## WRITTEN TASK
Word for word, give the material below again, minus any images.

(Stored data entries)
===

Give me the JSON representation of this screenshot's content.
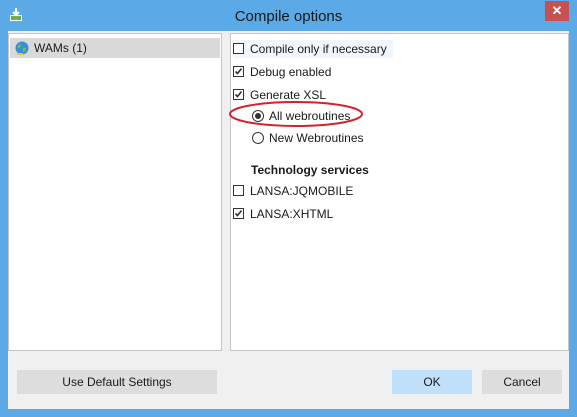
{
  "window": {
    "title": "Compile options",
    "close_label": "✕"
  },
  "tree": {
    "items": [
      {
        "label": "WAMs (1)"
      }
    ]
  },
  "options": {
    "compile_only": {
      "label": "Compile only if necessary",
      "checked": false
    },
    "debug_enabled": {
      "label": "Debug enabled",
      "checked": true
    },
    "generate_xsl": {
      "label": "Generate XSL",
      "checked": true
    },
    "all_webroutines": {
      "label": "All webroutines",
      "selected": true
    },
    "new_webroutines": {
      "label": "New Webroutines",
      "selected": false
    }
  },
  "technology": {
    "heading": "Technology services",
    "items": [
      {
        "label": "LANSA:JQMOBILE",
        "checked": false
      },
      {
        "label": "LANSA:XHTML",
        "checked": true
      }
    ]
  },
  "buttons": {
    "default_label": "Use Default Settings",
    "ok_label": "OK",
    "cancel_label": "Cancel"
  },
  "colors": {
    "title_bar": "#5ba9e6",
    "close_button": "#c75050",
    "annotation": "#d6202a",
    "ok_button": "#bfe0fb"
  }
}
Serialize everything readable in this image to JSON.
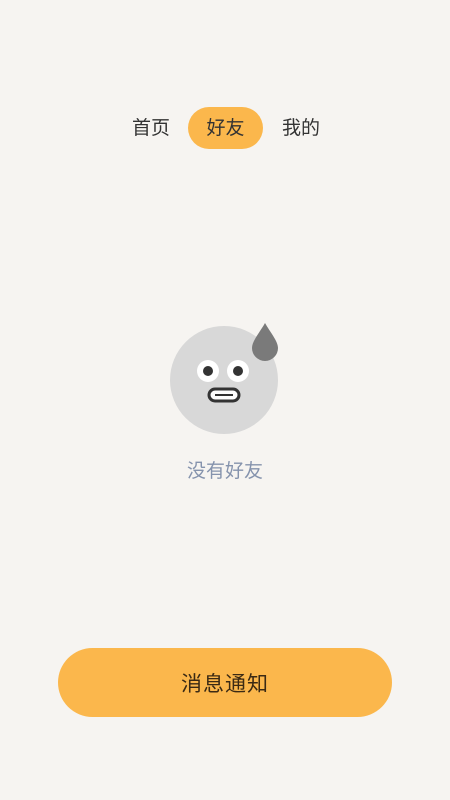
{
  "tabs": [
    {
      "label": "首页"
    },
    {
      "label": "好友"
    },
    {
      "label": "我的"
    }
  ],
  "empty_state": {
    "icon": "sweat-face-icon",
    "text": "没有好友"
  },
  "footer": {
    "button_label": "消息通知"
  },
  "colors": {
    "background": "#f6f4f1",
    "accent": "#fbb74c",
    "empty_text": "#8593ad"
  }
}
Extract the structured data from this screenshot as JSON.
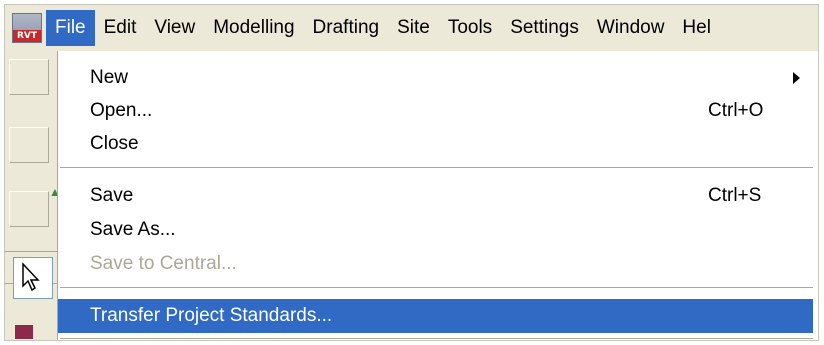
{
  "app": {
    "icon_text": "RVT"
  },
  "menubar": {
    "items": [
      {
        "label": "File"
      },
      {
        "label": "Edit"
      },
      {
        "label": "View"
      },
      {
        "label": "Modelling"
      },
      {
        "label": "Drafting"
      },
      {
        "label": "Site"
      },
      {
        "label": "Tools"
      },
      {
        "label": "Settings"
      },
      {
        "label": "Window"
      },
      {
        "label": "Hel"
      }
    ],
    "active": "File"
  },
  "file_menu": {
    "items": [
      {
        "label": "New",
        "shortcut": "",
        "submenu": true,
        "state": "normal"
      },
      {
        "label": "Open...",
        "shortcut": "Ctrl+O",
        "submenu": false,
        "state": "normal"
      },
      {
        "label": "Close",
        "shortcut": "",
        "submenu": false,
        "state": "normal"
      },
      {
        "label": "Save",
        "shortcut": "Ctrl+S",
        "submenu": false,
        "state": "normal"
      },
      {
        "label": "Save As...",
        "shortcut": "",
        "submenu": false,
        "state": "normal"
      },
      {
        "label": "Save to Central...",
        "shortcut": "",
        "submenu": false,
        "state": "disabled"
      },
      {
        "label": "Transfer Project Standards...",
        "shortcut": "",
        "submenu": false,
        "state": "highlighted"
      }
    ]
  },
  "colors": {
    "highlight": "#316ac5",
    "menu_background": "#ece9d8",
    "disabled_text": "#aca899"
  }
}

===

## SOLUTION FOR THIS EXERCISE
Give me the JSON representation of this screenshot's content.
{
  "window": {
    "title": "Compile options",
    "close_label": "✕"
  },
  "tree": {
    "items": [
      {
        "label": "WAMs (1)"
      }
    ]
  },
  "options": {
    "compile_only": {
      "label": "Compile only if necessary",
      "checked": false
    },
    "debug_enabled": {
      "label": "Debug enabled",
      "checked": true
    },
    "generate_xsl": {
      "label": "Generate XSL",
      "checked": true
    },
    "all_webroutines": {
      "label": "All webroutines",
      "selected": true
    },
    "new_webroutines": {
      "label": "New Webroutines",
      "selected": false
    }
  },
  "technology": {
    "heading": "Technology services",
    "items": [
      {
        "label": "LANSA:JQMOBILE",
        "checked": false
      },
      {
        "label": "LANSA:XHTML",
        "checked": true
      }
    ]
  },
  "buttons": {
    "default_label": "Use Default Settings",
    "ok_label": "OK",
    "cancel_label": "Cancel"
  },
  "colors": {
    "title_bar": "#5ba9e6",
    "close_button": "#c75050",
    "annotation": "#d6202a",
    "ok_button": "#bfe0fb"
  }
}
Serialize everything readable in this image to JSON.
{
  "tabs": [
    {
      "label": "首页"
    },
    {
      "label": "好友"
    },
    {
      "label": "我的"
    }
  ],
  "empty_state": {
    "icon": "sweat-face-icon",
    "text": "没有好友"
  },
  "footer": {
    "button_label": "消息通知"
  },
  "colors": {
    "background": "#f6f4f1",
    "accent": "#fbb74c",
    "empty_text": "#8593ad"
  }
}
Extract the structured data from this screenshot as JSON.
{
  "app": {
    "icon_text": "RVT"
  },
  "menubar": {
    "items": [
      {
        "label": "File"
      },
      {
        "label": "Edit"
      },
      {
        "label": "View"
      },
      {
        "label": "Modelling"
      },
      {
        "label": "Drafting"
      },
      {
        "label": "Site"
      },
      {
        "label": "Tools"
      },
      {
        "label": "Settings"
      },
      {
        "label": "Window"
      },
      {
        "label": "Hel"
      }
    ],
    "active": "File"
  },
  "file_menu": {
    "items": [
      {
        "label": "New",
        "shortcut": "",
        "submenu": true,
        "state": "normal"
      },
      {
        "label": "Open...",
        "shortcut": "Ctrl+O",
        "submenu": false,
        "state": "normal"
      },
      {
        "label": "Close",
        "shortcut": "",
        "submenu": false,
        "state": "normal"
      },
      {
        "label": "Save",
        "shortcut": "Ctrl+S",
        "submenu": false,
        "state": "normal"
      },
      {
        "label": "Save As...",
        "shortcut": "",
        "submenu": false,
        "state": "normal"
      },
      {
        "label": "Save to Central...",
        "shortcut": "",
        "submenu": false,
        "state": "disabled"
      },
      {
        "label": "Transfer Project Standards...",
        "shortcut": "",
        "submenu": false,
        "state": "highlighted"
      }
    ]
  },
  "colors": {
    "highlight": "#316ac5",
    "menu_background": "#ece9d8",
    "disabled_text": "#aca899"
  }
}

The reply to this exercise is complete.